◆ **GIVEN INSTRUCTION**
Scan the lines below for the word "Average". Copy each line you find it in.

(Extracted data entries)
====
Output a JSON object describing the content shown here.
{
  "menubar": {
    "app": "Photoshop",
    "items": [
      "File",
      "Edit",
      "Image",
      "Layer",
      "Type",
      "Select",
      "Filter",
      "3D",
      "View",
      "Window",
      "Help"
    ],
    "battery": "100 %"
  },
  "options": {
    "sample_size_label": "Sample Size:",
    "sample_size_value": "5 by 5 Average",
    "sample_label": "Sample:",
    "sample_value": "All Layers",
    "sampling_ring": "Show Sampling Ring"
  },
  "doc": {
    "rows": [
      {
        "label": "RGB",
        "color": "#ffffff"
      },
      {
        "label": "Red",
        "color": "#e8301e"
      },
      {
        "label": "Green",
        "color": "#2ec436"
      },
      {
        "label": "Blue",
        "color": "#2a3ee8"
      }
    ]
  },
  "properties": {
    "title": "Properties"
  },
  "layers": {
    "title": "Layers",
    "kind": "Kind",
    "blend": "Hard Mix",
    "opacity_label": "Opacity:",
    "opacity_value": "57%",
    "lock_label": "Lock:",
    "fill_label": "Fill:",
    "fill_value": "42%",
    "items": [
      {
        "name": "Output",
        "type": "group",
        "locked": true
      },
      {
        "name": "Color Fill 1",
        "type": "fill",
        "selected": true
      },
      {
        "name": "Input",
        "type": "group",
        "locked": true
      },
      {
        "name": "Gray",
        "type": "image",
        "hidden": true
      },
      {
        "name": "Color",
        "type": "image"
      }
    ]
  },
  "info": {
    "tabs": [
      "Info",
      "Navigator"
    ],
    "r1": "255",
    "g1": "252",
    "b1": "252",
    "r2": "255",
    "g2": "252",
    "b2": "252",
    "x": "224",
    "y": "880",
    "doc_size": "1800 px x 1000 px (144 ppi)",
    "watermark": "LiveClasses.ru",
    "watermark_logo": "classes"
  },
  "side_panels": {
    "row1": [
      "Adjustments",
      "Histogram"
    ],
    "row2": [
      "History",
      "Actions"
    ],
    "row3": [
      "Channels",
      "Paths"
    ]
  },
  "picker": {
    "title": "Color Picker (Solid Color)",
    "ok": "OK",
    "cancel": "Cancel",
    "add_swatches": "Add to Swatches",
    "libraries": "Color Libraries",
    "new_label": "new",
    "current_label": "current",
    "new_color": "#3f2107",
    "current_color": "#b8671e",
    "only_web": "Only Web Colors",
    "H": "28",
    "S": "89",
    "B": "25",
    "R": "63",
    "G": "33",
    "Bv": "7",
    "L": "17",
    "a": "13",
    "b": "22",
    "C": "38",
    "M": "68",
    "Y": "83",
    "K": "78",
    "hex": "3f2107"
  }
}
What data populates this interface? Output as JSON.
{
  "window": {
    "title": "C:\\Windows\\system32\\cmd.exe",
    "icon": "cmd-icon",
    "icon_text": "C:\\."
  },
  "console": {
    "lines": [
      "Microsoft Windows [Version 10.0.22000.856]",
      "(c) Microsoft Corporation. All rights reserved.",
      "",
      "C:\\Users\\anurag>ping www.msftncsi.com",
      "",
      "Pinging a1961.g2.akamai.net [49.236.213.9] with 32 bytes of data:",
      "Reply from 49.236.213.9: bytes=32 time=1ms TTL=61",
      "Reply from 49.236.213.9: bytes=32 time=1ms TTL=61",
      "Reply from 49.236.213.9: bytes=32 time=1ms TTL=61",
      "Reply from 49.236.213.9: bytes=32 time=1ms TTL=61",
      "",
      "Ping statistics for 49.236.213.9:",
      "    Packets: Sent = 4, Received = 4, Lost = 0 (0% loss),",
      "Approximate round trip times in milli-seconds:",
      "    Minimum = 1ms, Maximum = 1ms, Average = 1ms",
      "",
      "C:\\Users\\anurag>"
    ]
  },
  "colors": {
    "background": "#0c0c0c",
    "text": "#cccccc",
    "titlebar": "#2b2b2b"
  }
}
====
◆ **RESULT FOR THIS EXERCISE**
    "sample_size_value": "5 by 5 Average",
      "    Minimum = 1ms, Maximum = 1ms, Average = 1ms",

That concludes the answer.